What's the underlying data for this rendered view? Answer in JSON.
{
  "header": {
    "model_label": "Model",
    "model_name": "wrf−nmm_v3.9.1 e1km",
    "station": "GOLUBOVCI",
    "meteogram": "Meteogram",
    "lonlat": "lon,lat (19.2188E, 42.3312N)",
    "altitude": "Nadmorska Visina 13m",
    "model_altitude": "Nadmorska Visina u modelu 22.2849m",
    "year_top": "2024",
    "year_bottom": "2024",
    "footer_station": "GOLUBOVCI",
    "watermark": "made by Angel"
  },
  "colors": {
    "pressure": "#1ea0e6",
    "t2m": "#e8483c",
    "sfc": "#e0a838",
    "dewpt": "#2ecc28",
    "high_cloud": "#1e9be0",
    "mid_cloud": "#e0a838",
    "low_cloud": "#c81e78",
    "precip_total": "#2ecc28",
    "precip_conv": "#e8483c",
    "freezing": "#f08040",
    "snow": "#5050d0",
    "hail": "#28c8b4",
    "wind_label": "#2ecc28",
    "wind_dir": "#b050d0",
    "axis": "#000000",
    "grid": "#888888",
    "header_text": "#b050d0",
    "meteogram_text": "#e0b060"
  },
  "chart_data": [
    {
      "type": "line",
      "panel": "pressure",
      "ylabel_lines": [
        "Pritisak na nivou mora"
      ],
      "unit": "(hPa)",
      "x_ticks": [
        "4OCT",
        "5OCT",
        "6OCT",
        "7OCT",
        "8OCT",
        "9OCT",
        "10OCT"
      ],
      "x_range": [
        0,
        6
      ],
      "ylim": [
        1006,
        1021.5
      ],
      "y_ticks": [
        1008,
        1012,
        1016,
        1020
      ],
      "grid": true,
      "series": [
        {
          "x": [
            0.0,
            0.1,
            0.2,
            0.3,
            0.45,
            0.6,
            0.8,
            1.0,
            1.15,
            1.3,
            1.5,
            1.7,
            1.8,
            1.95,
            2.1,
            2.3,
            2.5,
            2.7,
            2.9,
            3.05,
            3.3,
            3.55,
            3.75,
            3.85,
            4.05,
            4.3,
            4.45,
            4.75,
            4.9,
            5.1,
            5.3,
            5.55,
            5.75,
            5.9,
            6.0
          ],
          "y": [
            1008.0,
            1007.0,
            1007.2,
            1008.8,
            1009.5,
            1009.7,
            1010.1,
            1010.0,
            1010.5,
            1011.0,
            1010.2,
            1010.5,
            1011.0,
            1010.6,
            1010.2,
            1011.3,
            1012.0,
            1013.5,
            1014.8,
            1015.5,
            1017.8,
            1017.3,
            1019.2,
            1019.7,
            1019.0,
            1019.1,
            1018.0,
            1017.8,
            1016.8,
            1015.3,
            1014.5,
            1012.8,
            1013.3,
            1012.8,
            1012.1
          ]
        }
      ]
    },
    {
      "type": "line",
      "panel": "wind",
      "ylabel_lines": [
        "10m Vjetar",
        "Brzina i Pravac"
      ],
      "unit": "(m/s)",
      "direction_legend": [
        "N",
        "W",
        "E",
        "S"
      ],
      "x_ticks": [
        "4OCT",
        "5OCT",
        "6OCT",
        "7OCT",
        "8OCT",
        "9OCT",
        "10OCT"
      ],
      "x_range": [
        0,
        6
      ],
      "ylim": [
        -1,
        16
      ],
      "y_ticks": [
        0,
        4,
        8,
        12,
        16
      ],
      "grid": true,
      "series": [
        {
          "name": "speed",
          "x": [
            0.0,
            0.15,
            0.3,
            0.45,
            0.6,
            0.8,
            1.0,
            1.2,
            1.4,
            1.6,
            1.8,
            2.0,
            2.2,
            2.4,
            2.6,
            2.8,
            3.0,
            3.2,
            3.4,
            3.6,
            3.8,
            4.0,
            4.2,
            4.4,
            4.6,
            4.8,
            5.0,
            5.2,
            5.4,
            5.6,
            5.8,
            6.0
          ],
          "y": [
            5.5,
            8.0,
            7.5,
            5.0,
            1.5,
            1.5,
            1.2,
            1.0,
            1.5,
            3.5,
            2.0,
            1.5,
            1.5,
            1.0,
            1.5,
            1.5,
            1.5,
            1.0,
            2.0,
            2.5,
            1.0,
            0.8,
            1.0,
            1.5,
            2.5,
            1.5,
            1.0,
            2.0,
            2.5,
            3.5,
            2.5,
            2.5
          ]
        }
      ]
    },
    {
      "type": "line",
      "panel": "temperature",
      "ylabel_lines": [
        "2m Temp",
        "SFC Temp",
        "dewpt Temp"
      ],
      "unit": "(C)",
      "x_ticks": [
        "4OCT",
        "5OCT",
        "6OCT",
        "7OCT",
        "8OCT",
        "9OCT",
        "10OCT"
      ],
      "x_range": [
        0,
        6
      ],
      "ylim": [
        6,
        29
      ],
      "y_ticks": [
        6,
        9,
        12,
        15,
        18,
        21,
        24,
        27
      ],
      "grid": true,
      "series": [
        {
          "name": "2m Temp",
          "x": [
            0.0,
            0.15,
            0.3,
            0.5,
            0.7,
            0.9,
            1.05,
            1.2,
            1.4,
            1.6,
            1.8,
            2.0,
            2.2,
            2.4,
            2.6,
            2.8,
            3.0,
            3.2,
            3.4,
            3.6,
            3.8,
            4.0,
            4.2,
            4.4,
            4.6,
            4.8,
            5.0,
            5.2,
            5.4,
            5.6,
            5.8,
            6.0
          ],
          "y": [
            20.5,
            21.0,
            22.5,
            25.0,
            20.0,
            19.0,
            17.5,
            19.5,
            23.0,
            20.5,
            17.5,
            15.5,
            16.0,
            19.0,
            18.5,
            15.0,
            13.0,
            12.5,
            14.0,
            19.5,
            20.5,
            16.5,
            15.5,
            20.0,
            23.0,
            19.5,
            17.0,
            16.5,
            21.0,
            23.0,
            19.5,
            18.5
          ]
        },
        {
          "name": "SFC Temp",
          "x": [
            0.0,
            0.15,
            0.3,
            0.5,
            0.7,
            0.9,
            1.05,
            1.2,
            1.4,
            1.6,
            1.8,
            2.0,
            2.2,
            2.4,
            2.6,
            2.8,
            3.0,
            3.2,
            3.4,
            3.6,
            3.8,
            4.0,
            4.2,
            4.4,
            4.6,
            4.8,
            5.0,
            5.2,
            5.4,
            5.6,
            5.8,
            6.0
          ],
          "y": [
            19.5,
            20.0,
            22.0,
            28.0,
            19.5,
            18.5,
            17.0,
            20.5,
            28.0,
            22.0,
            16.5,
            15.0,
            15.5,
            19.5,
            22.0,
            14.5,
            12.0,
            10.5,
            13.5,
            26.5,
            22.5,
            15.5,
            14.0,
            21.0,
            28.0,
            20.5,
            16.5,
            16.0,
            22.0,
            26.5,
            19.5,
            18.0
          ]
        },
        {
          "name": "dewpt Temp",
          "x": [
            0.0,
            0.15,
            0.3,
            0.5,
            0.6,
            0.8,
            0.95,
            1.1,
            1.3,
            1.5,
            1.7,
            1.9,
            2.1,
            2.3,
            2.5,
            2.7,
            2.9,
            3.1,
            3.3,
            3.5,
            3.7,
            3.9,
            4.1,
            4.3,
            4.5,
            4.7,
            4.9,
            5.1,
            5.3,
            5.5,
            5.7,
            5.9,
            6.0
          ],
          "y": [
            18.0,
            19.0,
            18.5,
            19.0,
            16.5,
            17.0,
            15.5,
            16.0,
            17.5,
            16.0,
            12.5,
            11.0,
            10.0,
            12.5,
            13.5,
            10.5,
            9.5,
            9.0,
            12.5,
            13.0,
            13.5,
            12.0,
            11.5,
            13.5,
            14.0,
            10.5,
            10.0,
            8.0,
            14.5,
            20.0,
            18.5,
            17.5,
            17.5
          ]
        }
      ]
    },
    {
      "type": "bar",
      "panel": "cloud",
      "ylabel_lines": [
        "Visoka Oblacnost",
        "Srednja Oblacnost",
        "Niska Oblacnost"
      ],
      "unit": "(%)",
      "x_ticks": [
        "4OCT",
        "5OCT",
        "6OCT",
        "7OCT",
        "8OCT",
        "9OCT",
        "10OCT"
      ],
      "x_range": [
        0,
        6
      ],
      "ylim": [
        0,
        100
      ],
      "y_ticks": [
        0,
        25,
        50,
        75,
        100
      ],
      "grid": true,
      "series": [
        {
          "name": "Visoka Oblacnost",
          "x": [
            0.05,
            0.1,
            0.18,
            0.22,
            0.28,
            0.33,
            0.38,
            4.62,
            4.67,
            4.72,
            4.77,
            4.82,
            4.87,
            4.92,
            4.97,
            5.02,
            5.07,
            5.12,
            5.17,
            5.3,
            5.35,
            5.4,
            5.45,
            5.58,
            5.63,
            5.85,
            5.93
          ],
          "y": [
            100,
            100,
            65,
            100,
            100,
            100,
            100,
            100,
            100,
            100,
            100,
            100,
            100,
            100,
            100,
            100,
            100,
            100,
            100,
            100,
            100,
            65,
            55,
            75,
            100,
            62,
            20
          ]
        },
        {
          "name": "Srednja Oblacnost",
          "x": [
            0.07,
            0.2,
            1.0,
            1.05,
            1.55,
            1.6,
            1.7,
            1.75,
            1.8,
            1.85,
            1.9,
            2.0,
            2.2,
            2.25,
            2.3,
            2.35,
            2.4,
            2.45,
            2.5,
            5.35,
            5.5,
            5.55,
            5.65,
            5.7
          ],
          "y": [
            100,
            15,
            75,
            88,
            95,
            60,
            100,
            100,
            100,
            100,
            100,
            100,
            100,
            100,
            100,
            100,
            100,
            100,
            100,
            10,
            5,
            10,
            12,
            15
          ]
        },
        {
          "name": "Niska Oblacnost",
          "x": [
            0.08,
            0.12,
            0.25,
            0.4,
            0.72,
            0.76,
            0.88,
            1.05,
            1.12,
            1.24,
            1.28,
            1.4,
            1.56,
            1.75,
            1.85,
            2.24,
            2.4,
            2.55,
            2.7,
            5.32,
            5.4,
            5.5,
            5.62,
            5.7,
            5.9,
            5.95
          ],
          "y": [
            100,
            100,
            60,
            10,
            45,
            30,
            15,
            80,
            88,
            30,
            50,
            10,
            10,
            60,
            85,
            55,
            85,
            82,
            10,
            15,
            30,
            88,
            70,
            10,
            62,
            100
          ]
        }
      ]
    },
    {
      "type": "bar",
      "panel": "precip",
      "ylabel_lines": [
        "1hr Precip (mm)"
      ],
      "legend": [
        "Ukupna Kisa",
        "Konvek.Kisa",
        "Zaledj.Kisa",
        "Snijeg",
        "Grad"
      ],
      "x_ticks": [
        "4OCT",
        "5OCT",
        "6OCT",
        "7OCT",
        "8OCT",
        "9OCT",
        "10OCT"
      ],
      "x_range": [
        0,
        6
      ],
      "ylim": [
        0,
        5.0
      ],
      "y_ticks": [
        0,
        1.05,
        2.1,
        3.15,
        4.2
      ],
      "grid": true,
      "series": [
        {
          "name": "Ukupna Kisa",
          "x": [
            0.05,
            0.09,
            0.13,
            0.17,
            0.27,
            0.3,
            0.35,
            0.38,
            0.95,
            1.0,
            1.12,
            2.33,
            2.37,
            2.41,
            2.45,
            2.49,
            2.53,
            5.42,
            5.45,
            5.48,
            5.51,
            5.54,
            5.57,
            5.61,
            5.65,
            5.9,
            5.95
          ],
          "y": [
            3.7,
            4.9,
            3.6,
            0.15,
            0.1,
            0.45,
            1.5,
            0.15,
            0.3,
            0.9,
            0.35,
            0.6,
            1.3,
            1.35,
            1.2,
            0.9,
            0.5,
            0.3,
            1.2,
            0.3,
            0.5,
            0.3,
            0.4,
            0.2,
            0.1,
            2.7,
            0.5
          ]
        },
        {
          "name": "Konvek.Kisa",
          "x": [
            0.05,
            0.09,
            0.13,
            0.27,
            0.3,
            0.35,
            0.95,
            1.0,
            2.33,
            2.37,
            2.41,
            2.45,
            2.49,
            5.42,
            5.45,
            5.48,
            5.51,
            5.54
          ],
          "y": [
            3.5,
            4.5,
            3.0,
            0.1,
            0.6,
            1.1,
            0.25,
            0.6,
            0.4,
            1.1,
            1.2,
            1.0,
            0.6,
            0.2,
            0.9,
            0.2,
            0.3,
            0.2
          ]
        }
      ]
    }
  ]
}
|---|
> [AIM OF THE EXERCISE] Every line containing the string "Visina" must be listed.

> [SOLVED PROBLEM]
    "altitude": "Nadmorska Visina 13m",
    "model_altitude": "Nadmorska Visina u modelu 22.2849m",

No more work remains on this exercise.